= Task prompt =
Each line of the material below that holds the word "Rate" needs to be copied.

[Records that describe figures]
++++++
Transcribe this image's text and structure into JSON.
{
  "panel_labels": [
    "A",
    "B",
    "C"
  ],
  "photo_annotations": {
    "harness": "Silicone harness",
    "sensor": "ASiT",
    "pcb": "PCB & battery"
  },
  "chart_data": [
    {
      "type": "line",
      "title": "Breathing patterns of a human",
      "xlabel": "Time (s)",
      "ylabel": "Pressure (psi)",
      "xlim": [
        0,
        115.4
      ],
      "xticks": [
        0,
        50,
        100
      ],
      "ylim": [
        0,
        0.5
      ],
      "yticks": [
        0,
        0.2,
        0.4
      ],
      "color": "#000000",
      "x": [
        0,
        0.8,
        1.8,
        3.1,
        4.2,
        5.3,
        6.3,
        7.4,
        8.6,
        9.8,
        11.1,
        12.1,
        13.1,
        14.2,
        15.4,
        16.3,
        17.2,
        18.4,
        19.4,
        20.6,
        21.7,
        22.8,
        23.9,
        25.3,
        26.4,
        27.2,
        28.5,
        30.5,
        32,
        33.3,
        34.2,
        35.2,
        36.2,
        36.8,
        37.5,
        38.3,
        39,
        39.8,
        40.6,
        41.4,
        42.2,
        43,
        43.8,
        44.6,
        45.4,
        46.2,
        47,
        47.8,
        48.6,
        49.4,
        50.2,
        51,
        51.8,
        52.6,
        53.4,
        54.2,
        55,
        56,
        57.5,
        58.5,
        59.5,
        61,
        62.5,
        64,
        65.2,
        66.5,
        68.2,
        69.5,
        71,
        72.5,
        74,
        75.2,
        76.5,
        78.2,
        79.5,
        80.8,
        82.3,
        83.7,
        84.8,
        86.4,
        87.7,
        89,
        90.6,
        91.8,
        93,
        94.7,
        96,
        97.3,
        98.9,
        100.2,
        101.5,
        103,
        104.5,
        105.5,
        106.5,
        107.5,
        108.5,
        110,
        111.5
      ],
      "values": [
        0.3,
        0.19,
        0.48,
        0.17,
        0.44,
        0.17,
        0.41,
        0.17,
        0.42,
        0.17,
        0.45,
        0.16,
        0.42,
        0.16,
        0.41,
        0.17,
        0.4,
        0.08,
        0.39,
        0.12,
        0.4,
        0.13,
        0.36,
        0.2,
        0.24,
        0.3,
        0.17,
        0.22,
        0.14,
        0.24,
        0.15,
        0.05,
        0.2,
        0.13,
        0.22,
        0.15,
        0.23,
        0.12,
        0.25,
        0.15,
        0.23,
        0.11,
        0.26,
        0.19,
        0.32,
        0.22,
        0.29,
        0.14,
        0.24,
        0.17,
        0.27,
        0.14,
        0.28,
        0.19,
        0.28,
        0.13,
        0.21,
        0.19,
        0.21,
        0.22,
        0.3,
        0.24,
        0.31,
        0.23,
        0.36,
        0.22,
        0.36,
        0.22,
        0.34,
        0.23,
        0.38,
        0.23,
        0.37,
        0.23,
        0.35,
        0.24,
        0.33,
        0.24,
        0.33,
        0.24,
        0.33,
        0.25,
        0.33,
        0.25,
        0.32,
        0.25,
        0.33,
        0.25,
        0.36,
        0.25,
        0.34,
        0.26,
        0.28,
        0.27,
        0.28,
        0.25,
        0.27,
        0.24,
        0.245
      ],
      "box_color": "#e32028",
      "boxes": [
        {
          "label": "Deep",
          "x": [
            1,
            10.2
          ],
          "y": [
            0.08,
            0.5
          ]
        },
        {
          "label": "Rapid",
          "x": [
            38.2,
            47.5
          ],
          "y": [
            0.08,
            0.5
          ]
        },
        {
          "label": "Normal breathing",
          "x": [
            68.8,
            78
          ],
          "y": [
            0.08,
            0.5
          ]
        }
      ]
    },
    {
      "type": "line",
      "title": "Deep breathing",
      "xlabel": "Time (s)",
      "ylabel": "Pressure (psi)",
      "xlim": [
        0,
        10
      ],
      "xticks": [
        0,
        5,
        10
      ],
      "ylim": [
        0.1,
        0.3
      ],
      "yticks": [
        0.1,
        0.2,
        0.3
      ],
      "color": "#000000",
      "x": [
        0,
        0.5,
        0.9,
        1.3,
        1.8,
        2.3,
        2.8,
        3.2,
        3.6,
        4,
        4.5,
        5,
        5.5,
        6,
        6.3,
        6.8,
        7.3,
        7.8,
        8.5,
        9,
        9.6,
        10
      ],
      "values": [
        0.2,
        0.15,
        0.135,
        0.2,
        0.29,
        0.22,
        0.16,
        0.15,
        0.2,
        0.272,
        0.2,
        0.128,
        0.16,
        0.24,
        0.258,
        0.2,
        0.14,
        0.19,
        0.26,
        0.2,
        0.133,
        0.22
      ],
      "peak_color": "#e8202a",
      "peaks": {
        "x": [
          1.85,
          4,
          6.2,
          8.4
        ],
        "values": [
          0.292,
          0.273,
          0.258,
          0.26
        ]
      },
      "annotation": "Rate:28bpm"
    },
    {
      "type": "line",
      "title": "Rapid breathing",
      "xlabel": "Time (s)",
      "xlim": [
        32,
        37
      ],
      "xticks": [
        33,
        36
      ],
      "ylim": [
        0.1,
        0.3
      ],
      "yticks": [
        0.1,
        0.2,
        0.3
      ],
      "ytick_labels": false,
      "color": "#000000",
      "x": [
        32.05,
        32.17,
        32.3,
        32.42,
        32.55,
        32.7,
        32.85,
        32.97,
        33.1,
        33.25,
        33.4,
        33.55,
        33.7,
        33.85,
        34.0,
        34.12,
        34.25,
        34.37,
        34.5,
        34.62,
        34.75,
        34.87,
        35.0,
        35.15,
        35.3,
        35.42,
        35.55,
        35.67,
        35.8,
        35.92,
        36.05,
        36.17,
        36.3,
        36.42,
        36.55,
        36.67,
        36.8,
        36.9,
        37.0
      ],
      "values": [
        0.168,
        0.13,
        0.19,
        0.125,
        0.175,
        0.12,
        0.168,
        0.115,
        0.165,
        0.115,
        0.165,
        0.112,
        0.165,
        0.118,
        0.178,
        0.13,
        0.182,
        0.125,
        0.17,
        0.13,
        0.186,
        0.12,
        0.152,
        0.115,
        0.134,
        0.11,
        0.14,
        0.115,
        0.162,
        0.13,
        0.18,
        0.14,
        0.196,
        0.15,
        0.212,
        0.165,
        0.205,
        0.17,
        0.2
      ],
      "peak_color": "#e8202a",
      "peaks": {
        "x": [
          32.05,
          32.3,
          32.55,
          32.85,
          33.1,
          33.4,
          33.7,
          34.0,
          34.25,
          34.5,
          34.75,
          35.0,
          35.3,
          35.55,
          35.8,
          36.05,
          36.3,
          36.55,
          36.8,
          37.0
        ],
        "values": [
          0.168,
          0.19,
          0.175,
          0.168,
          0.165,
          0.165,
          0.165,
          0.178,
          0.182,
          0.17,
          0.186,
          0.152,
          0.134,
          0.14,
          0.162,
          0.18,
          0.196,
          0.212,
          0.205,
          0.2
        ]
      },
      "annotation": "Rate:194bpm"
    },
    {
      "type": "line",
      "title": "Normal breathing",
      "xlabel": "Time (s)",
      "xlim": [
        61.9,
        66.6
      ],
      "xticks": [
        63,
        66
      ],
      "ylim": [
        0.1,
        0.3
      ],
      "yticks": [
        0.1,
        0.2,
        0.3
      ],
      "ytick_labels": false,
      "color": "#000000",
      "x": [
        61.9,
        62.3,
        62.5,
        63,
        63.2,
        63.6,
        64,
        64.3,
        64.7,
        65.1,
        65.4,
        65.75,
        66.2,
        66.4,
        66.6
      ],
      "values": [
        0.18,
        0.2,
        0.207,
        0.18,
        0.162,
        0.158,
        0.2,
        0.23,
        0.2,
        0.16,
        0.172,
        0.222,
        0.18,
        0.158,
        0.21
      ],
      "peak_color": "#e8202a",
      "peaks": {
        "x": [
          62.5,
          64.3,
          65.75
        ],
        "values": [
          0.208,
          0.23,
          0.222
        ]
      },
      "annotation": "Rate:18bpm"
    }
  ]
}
++++++
= Exercise solution =
      "annotation": "Rate:28bpm"
      "annotation": "Rate:194bpm"
      "annotation": "Rate:18bpm"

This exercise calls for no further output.